# START OF INFORMATION GIVEN
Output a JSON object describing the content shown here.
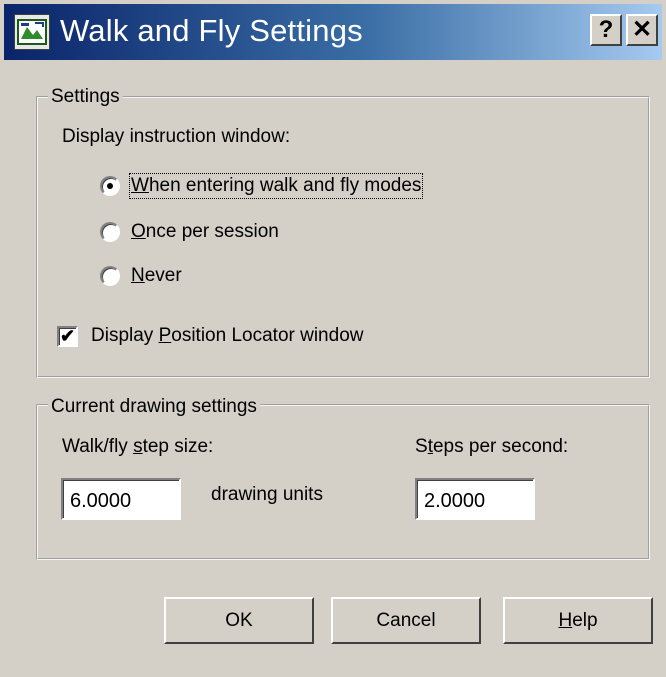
{
  "window": {
    "title": "Walk and Fly Settings",
    "help_button": "?",
    "close_button": "✕"
  },
  "settings": {
    "legend": "Settings",
    "instruction_label": "Display instruction window:",
    "radios": [
      {
        "key": "W",
        "rest": "hen entering walk and fly modes",
        "selected": true
      },
      {
        "key": "O",
        "rest": "nce per session",
        "selected": false
      },
      {
        "key": "N",
        "rest": "ever",
        "selected": false
      }
    ],
    "locator": {
      "pre": "Display ",
      "key": "P",
      "rest": "osition Locator window",
      "checked": true
    }
  },
  "drawing": {
    "legend": "Current drawing settings",
    "step_size_pre": "Walk/fly ",
    "step_size_key": "s",
    "step_size_rest": "tep size:",
    "step_size_value": "6.0000",
    "units_label": "drawing units",
    "steps_per_sec_pre": "S",
    "steps_per_sec_key": "t",
    "steps_per_sec_rest": "eps per second:",
    "steps_per_sec_value": "2.0000"
  },
  "buttons": {
    "ok": "OK",
    "cancel": "Cancel",
    "help_key": "H",
    "help_rest": "elp"
  }
}
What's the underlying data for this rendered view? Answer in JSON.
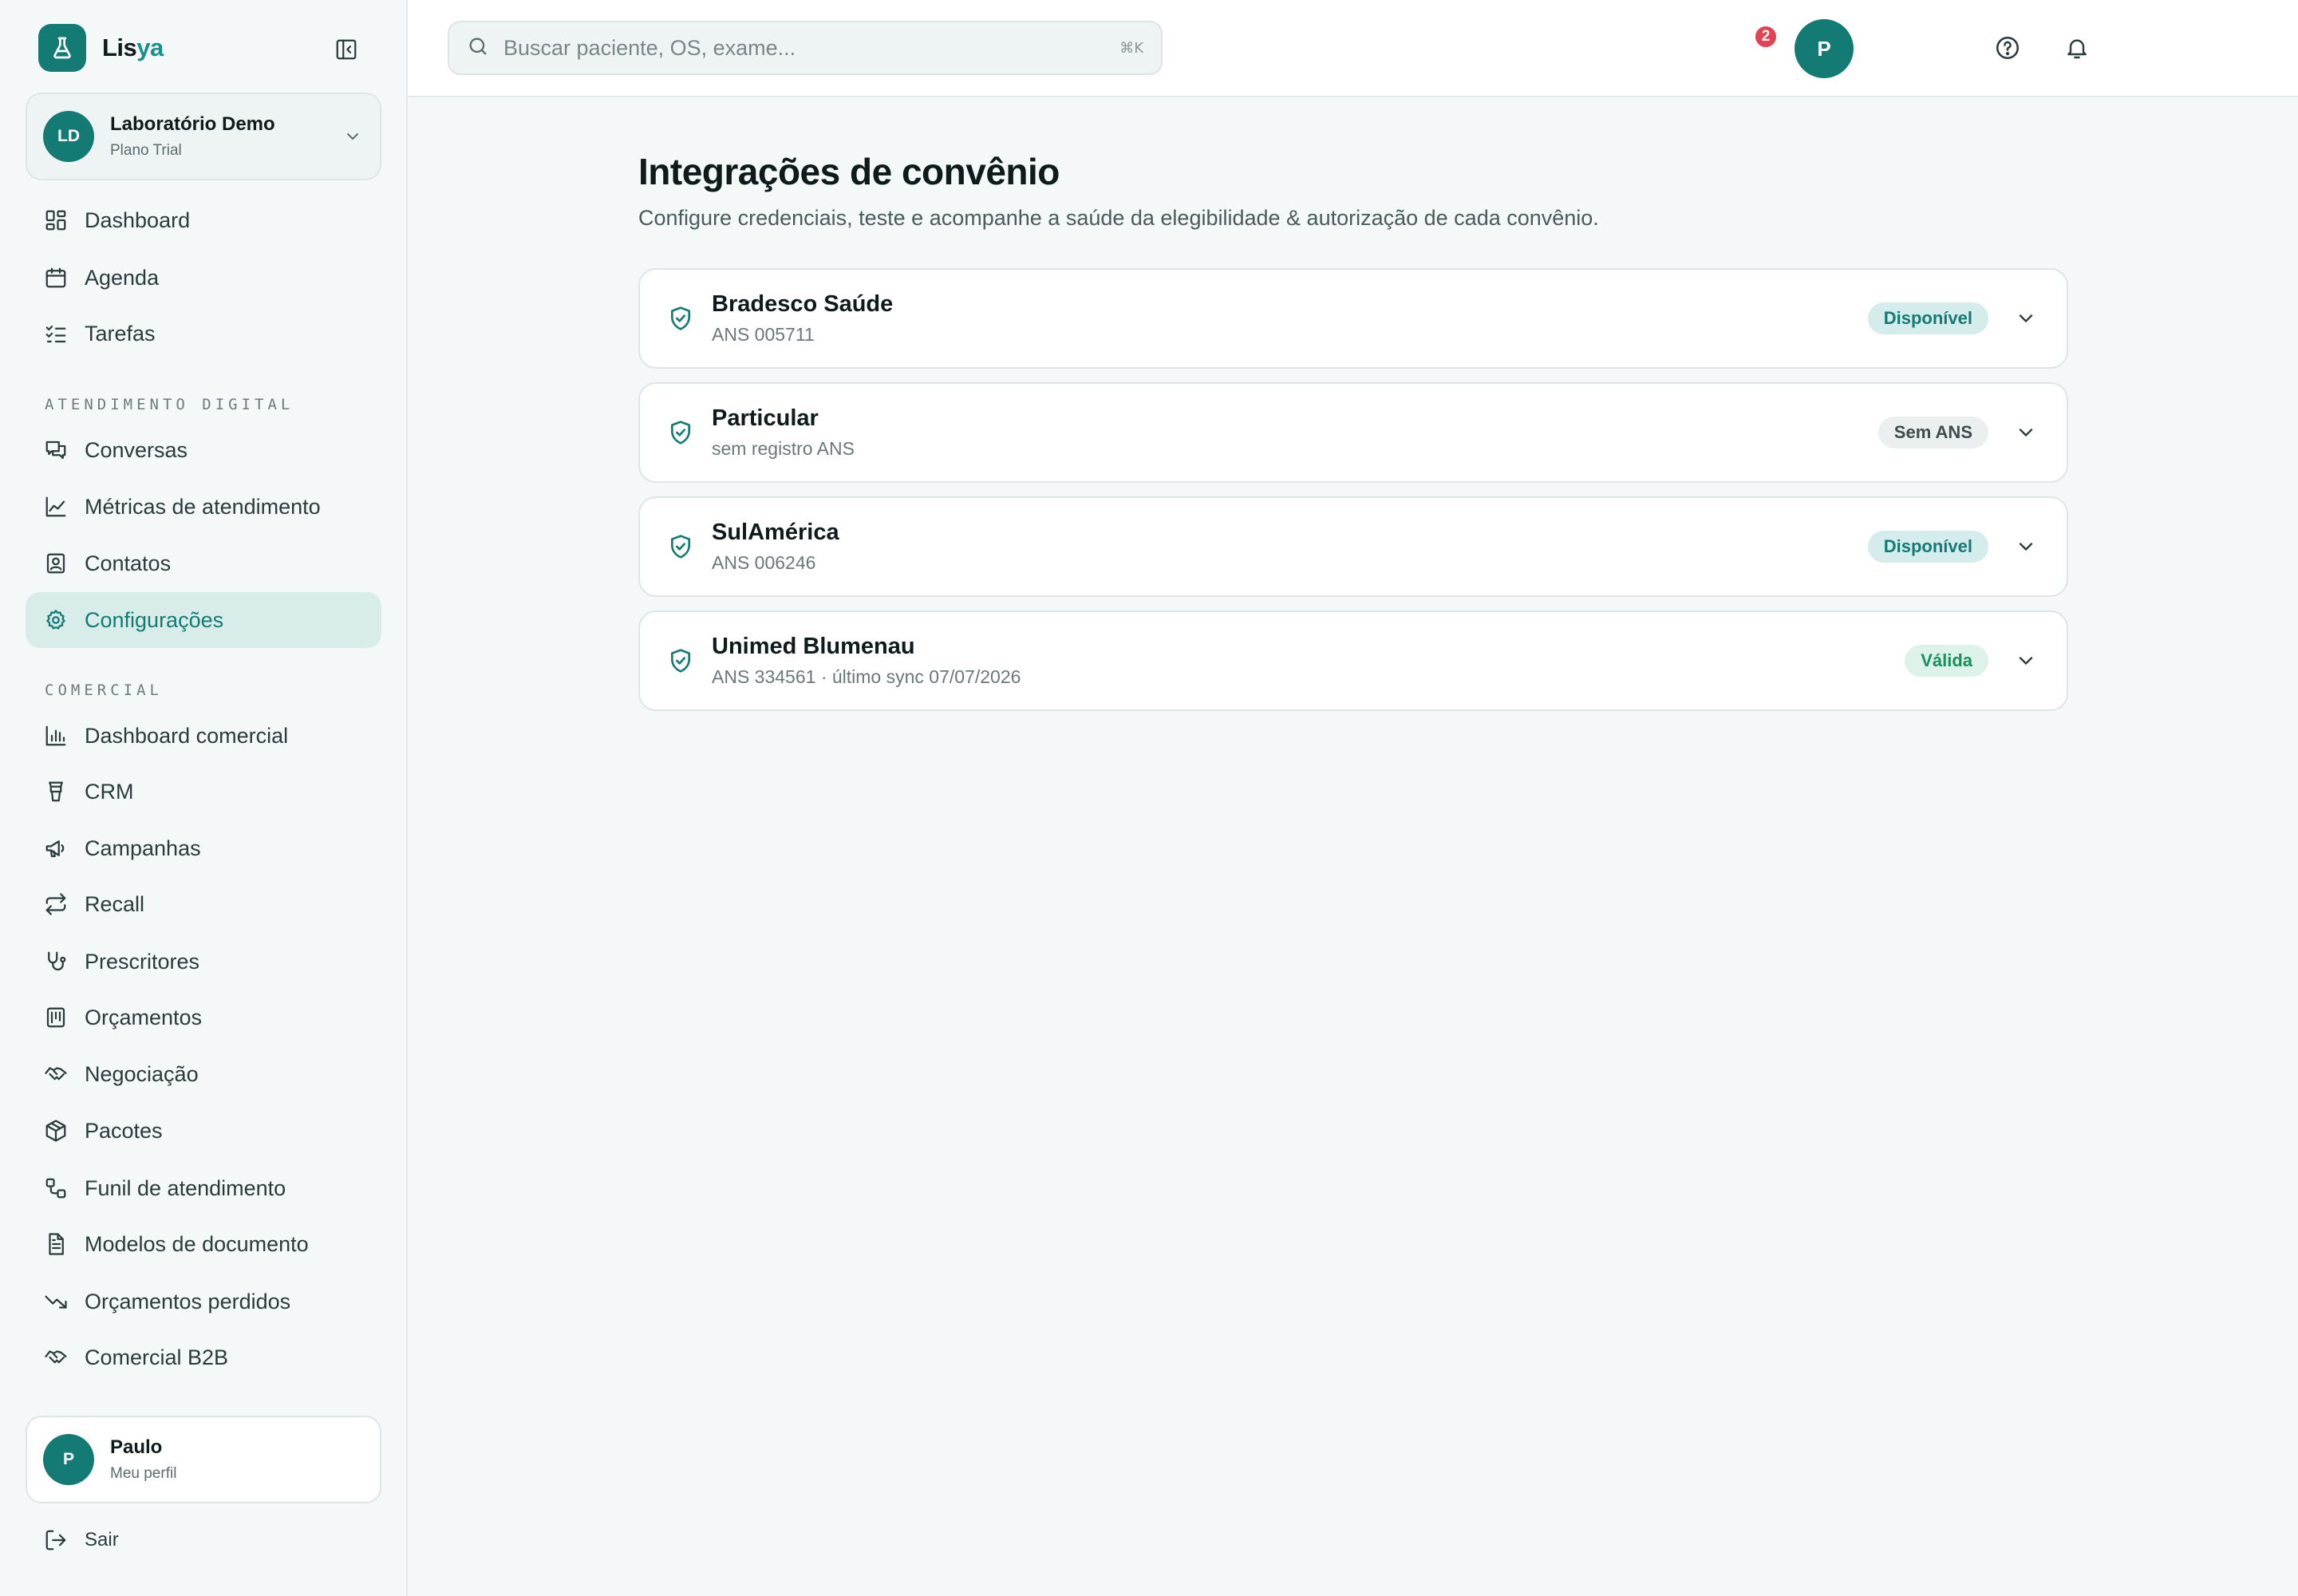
{
  "brand": {
    "name_prefix": "Lis",
    "name_accent": "ya"
  },
  "org": {
    "initials": "LD",
    "name": "Laboratório Demo",
    "plan": "Plano Trial"
  },
  "sidebar": {
    "top_items": [
      {
        "label": "Dashboard",
        "icon": "dashboard-icon"
      },
      {
        "label": "Agenda",
        "icon": "calendar-icon"
      },
      {
        "label": "Tarefas",
        "icon": "checklist-icon"
      }
    ],
    "section_digital": "ATENDIMENTO DIGITAL",
    "digital_items": [
      {
        "label": "Conversas",
        "icon": "chat-icon"
      },
      {
        "label": "Métricas de atendimento",
        "icon": "line-chart-icon"
      },
      {
        "label": "Contatos",
        "icon": "contact-icon"
      },
      {
        "label": "Configurações",
        "icon": "gear-icon",
        "active": true
      }
    ],
    "section_comercial": "COMERCIAL",
    "comercial_items": [
      {
        "label": "Dashboard comercial",
        "icon": "bar-chart-icon"
      },
      {
        "label": "CRM",
        "icon": "funnel-icon"
      },
      {
        "label": "Campanhas",
        "icon": "megaphone-icon"
      },
      {
        "label": "Recall",
        "icon": "repeat-icon"
      },
      {
        "label": "Prescritores",
        "icon": "stethoscope-icon"
      },
      {
        "label": "Orçamentos",
        "icon": "calculator-icon"
      },
      {
        "label": "Negociação",
        "icon": "handshake-icon"
      },
      {
        "label": "Pacotes",
        "icon": "package-icon"
      },
      {
        "label": "Funil de atendimento",
        "icon": "workflow-icon"
      },
      {
        "label": "Modelos de documento",
        "icon": "document-icon"
      },
      {
        "label": "Orçamentos perdidos",
        "icon": "trending-down-icon"
      },
      {
        "label": "Comercial B2B",
        "icon": "handshake-icon"
      }
    ],
    "profile": {
      "initial": "P",
      "name": "Paulo",
      "link": "Meu perfil"
    },
    "logout_label": "Sair"
  },
  "topbar": {
    "search_placeholder": "Buscar paciente, OS, exame...",
    "search_shortcut": "⌘K",
    "notification_count": "2",
    "user_initial": "P"
  },
  "main": {
    "title": "Integrações de convênio",
    "subtitle": "Configure credenciais, teste e acompanhe a saúde da elegibilidade & autorização de cada convênio.",
    "integrations": [
      {
        "name": "Bradesco Saúde",
        "detail": "ANS 005711",
        "status": "Disponível",
        "status_style": "teal"
      },
      {
        "name": "Particular",
        "detail": "sem registro ANS",
        "status": "Sem ANS",
        "status_style": "gray"
      },
      {
        "name": "SulAmérica",
        "detail": "ANS 006246",
        "status": "Disponível",
        "status_style": "teal"
      },
      {
        "name": "Unimed Blumenau",
        "detail": "ANS 334561 · último sync 07/07/2026",
        "status": "Válida",
        "status_style": "green"
      }
    ]
  },
  "colors": {
    "primary": "#137a74",
    "accent_text": "#17918a",
    "badge_red": "#e04453"
  }
}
# END OF INFORMATION GIVEN
▸ **JOB**:
Quote every record above exactly, leaving out the pictures.

▸ **WRITTEN RESPONSE**:
Output a JSON object describing the content shown here.
{
  "window": {
    "title": "Walk and Fly Settings",
    "help_button": "?",
    "close_button": "✕"
  },
  "settings": {
    "legend": "Settings",
    "instruction_label": "Display instruction window:",
    "radios": [
      {
        "key": "W",
        "rest": "hen entering walk and fly modes",
        "selected": true
      },
      {
        "key": "O",
        "rest": "nce per session",
        "selected": false
      },
      {
        "key": "N",
        "rest": "ever",
        "selected": false
      }
    ],
    "locator": {
      "pre": "Display ",
      "key": "P",
      "rest": "osition Locator window",
      "checked": true
    }
  },
  "drawing": {
    "legend": "Current drawing settings",
    "step_size_pre": "Walk/fly ",
    "step_size_key": "s",
    "step_size_rest": "tep size:",
    "step_size_value": "6.0000",
    "units_label": "drawing units",
    "steps_per_sec_pre": "S",
    "steps_per_sec_key": "t",
    "steps_per_sec_rest": "eps per second:",
    "steps_per_sec_value": "2.0000"
  },
  "buttons": {
    "ok": "OK",
    "cancel": "Cancel",
    "help_key": "H",
    "help_rest": "elp"
  }
}
What's the underlying data for this rendered view? Answer in JSON.
{
  "brand": {
    "name_prefix": "Lis",
    "name_accent": "ya"
  },
  "org": {
    "initials": "LD",
    "name": "Laboratório Demo",
    "plan": "Plano Trial"
  },
  "sidebar": {
    "top_items": [
      {
        "label": "Dashboard",
        "icon": "dashboard-icon"
      },
      {
        "label": "Agenda",
        "icon": "calendar-icon"
      },
      {
        "label": "Tarefas",
        "icon": "checklist-icon"
      }
    ],
    "section_digital": "ATENDIMENTO DIGITAL",
    "digital_items": [
      {
        "label": "Conversas",
        "icon": "chat-icon"
      },
      {
        "label": "Métricas de atendimento",
        "icon": "line-chart-icon"
      },
      {
        "label": "Contatos",
        "icon": "contact-icon"
      },
      {
        "label": "Configurações",
        "icon": "gear-icon",
        "active": true
      }
    ],
    "section_comercial": "COMERCIAL",
    "comercial_items": [
      {
        "label": "Dashboard comercial",
        "icon": "bar-chart-icon"
      },
      {
        "label": "CRM",
        "icon": "funnel-icon"
      },
      {
        "label": "Campanhas",
        "icon": "megaphone-icon"
      },
      {
        "label": "Recall",
        "icon": "repeat-icon"
      },
      {
        "label": "Prescritores",
        "icon": "stethoscope-icon"
      },
      {
        "label": "Orçamentos",
        "icon": "calculator-icon"
      },
      {
        "label": "Negociação",
        "icon": "handshake-icon"
      },
      {
        "label": "Pacotes",
        "icon": "package-icon"
      },
      {
        "label": "Funil de atendimento",
        "icon": "workflow-icon"
      },
      {
        "label": "Modelos de documento",
        "icon": "document-icon"
      },
      {
        "label": "Orçamentos perdidos",
        "icon": "trending-down-icon"
      },
      {
        "label": "Comercial B2B",
        "icon": "handshake-icon"
      }
    ],
    "profile": {
      "initial": "P",
      "name": "Paulo",
      "link": "Meu perfil"
    },
    "logout_label": "Sair"
  },
  "topbar": {
    "search_placeholder": "Buscar paciente, OS, exame...",
    "search_shortcut": "⌘K",
    "notification_count": "2",
    "user_initial": "P"
  },
  "main": {
    "title": "Integrações de convênio",
    "subtitle": "Configure credenciais, teste e acompanhe a saúde da elegibilidade & autorização de cada convênio.",
    "integrations": [
      {
        "name": "Bradesco Saúde",
        "detail": "ANS 005711",
        "status": "Disponível",
        "status_style": "teal"
      },
      {
        "name": "Particular",
        "detail": "sem registro ANS",
        "status": "Sem ANS",
        "status_style": "gray"
      },
      {
        "name": "SulAmérica",
        "detail": "ANS 006246",
        "status": "Disponível",
        "status_style": "teal"
      },
      {
        "name": "Unimed Blumenau",
        "detail": "ANS 334561 · último sync 07/07/2026",
        "status": "Válida",
        "status_style": "green"
      }
    ]
  },
  "colors": {
    "primary": "#137a74",
    "accent_text": "#17918a",
    "badge_red": "#e04453"
  }
}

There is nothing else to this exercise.